• _Prompt_
Isolate every line in the data with the string "this" and copy it.

• _Available data_
******

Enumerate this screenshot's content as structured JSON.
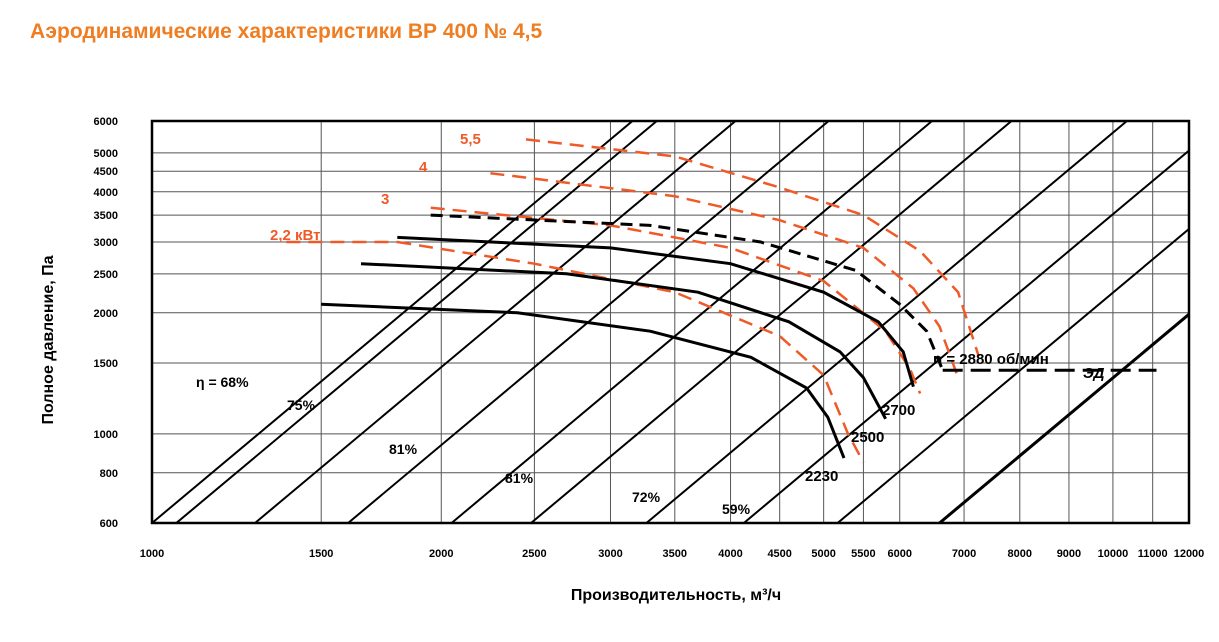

******

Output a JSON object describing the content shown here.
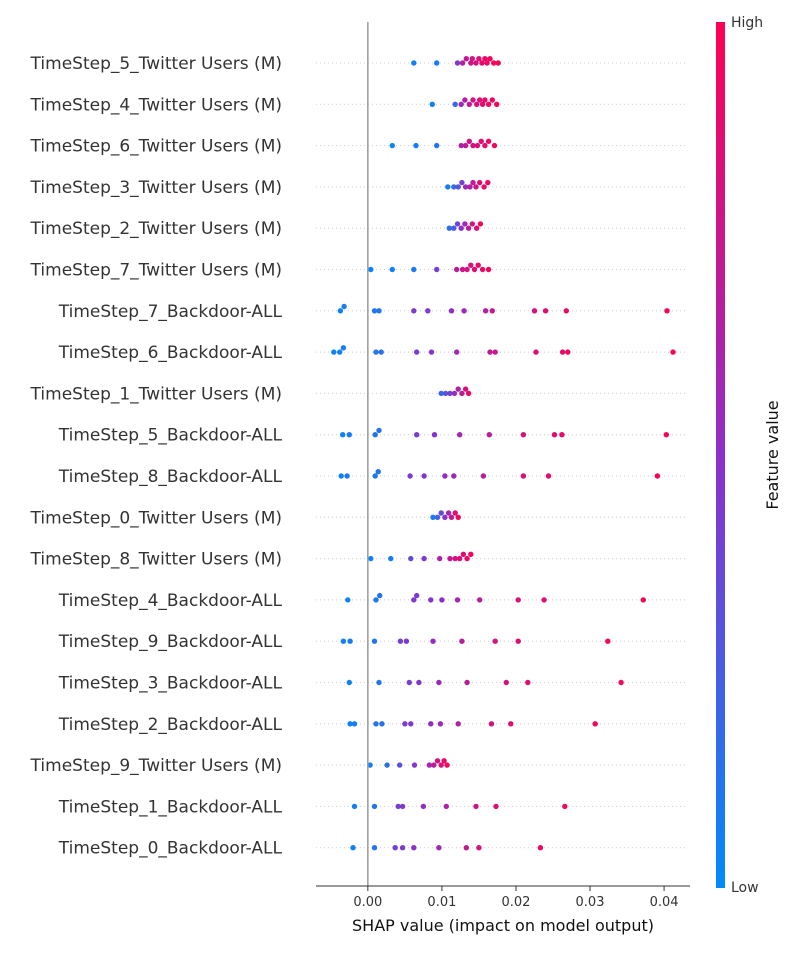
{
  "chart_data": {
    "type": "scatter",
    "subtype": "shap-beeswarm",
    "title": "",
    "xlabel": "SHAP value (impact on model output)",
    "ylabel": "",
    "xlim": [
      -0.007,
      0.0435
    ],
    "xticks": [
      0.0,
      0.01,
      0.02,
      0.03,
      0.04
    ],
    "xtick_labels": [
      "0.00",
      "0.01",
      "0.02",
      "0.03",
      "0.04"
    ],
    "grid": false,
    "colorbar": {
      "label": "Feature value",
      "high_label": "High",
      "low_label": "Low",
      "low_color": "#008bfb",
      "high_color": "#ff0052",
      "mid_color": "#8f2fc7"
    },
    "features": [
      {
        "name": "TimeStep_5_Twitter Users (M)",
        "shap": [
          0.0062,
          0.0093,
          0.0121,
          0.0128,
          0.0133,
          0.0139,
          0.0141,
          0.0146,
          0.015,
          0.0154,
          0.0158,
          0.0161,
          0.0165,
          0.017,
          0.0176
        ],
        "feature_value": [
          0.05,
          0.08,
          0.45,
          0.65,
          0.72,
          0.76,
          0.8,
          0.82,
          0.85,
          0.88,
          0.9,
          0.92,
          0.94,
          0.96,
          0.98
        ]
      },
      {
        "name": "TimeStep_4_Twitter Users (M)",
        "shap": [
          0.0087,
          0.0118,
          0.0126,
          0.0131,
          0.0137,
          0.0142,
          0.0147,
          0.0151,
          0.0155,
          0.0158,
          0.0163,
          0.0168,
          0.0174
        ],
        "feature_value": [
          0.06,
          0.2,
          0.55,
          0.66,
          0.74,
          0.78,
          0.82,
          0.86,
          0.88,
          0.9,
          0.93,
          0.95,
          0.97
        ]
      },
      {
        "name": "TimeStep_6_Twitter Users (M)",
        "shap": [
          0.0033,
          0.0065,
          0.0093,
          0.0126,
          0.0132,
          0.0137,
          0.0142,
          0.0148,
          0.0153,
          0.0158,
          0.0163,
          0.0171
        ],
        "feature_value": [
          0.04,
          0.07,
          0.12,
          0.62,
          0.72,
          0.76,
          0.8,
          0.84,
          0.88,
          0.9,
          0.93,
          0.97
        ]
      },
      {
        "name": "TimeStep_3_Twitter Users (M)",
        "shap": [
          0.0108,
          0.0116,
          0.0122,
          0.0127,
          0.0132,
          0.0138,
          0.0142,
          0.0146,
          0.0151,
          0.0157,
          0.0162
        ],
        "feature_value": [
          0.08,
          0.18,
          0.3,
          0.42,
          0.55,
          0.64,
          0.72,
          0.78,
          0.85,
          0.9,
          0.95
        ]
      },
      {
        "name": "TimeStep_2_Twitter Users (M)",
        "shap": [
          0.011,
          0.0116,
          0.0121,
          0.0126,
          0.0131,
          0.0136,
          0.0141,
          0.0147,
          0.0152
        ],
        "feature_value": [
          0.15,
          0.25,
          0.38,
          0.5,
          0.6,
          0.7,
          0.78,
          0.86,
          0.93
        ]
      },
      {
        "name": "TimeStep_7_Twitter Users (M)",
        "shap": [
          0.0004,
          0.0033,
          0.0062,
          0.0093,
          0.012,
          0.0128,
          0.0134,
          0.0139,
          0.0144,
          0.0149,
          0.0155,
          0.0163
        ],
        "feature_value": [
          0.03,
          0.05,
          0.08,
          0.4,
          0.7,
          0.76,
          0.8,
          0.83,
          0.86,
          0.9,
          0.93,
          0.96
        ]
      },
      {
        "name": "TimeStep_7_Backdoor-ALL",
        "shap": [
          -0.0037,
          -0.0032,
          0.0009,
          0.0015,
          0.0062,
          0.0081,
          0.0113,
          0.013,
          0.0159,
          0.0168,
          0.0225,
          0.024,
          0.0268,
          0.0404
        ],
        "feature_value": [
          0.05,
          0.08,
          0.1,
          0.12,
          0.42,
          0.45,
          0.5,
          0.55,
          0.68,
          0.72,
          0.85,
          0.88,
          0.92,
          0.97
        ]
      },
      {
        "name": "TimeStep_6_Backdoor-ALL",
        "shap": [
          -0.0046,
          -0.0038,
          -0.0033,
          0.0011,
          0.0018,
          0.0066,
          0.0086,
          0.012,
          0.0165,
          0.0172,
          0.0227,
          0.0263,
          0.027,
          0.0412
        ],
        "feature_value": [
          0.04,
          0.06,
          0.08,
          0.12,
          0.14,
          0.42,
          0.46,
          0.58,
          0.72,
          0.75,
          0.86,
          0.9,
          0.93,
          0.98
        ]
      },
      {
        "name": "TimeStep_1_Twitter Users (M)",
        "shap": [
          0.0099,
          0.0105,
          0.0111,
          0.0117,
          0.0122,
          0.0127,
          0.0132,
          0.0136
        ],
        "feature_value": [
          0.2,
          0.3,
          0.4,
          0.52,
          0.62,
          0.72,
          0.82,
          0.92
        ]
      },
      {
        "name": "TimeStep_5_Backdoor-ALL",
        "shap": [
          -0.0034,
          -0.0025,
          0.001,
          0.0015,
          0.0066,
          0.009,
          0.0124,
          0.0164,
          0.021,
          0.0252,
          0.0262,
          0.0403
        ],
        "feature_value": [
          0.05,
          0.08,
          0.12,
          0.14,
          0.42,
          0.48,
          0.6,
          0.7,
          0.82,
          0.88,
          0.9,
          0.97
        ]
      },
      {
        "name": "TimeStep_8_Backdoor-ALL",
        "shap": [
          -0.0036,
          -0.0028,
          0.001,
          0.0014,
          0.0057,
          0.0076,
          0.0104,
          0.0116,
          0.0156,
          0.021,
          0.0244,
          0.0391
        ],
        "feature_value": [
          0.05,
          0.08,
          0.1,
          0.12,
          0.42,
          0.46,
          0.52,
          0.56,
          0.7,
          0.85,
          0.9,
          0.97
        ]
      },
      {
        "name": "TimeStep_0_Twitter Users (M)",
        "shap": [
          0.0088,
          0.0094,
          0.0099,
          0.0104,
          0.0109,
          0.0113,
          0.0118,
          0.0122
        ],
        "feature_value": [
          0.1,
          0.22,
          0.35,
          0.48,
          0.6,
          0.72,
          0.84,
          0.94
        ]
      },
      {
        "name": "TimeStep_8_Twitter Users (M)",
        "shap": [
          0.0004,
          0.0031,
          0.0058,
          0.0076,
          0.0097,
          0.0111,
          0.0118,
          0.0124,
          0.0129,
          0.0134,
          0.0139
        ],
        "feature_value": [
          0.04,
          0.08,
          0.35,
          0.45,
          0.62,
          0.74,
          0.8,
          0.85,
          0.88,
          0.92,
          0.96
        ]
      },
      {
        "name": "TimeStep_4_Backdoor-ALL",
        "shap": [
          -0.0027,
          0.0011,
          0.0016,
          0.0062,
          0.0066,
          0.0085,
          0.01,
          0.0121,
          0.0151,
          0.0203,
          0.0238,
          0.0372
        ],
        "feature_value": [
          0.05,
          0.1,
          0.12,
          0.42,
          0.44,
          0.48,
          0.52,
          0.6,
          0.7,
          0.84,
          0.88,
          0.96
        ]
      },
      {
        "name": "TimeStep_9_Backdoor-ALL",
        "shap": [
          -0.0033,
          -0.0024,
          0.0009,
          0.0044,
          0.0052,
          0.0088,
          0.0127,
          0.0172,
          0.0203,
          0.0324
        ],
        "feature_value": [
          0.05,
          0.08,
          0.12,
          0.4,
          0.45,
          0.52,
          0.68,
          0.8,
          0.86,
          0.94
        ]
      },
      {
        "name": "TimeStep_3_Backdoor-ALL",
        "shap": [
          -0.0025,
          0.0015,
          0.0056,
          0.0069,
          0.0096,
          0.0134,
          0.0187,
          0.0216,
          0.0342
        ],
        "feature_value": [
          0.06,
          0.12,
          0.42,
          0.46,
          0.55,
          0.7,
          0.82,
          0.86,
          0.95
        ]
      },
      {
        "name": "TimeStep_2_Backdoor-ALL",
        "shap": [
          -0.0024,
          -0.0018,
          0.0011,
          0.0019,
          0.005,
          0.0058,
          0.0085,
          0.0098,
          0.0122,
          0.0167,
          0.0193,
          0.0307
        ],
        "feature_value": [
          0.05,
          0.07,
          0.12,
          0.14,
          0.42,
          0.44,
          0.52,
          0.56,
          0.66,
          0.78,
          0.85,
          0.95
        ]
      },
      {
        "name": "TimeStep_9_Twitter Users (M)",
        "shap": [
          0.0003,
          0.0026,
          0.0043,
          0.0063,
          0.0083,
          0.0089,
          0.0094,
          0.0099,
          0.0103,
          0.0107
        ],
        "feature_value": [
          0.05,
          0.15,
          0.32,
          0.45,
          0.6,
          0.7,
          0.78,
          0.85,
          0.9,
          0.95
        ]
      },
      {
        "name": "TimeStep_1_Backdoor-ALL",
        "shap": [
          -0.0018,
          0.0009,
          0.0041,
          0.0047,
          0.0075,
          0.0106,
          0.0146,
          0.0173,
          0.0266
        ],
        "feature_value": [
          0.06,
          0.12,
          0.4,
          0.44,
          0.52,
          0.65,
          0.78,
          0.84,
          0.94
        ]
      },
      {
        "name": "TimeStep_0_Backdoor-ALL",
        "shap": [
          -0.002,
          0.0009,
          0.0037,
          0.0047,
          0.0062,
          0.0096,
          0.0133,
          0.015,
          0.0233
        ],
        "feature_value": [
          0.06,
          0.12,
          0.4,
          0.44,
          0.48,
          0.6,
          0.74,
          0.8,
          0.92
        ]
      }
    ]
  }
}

******

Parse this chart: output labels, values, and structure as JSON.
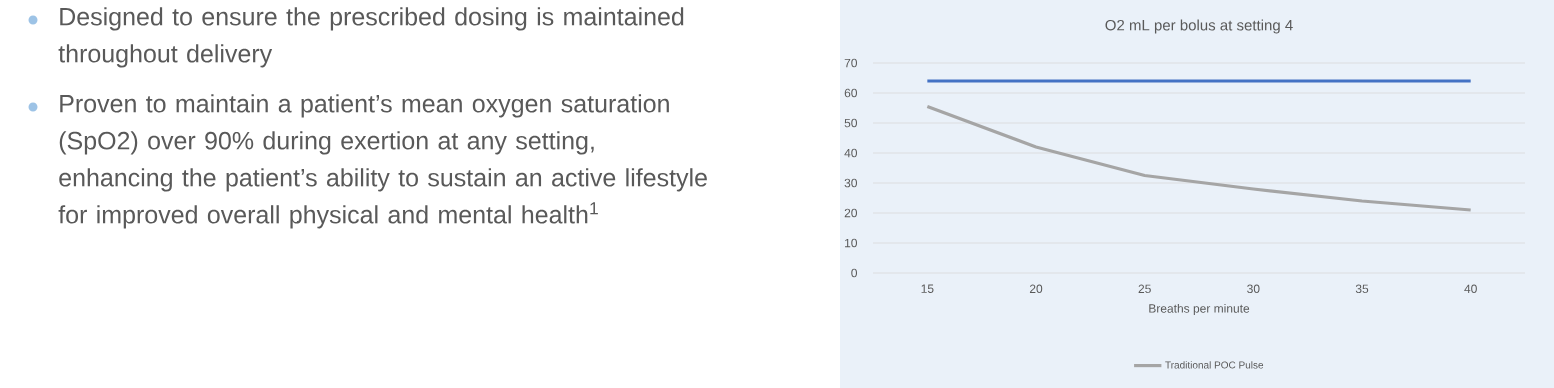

******

• _Exercise response_
Enumerate this screenshot's content as structured JSON.
Parse this chart: output labels, values, and structure as JSON.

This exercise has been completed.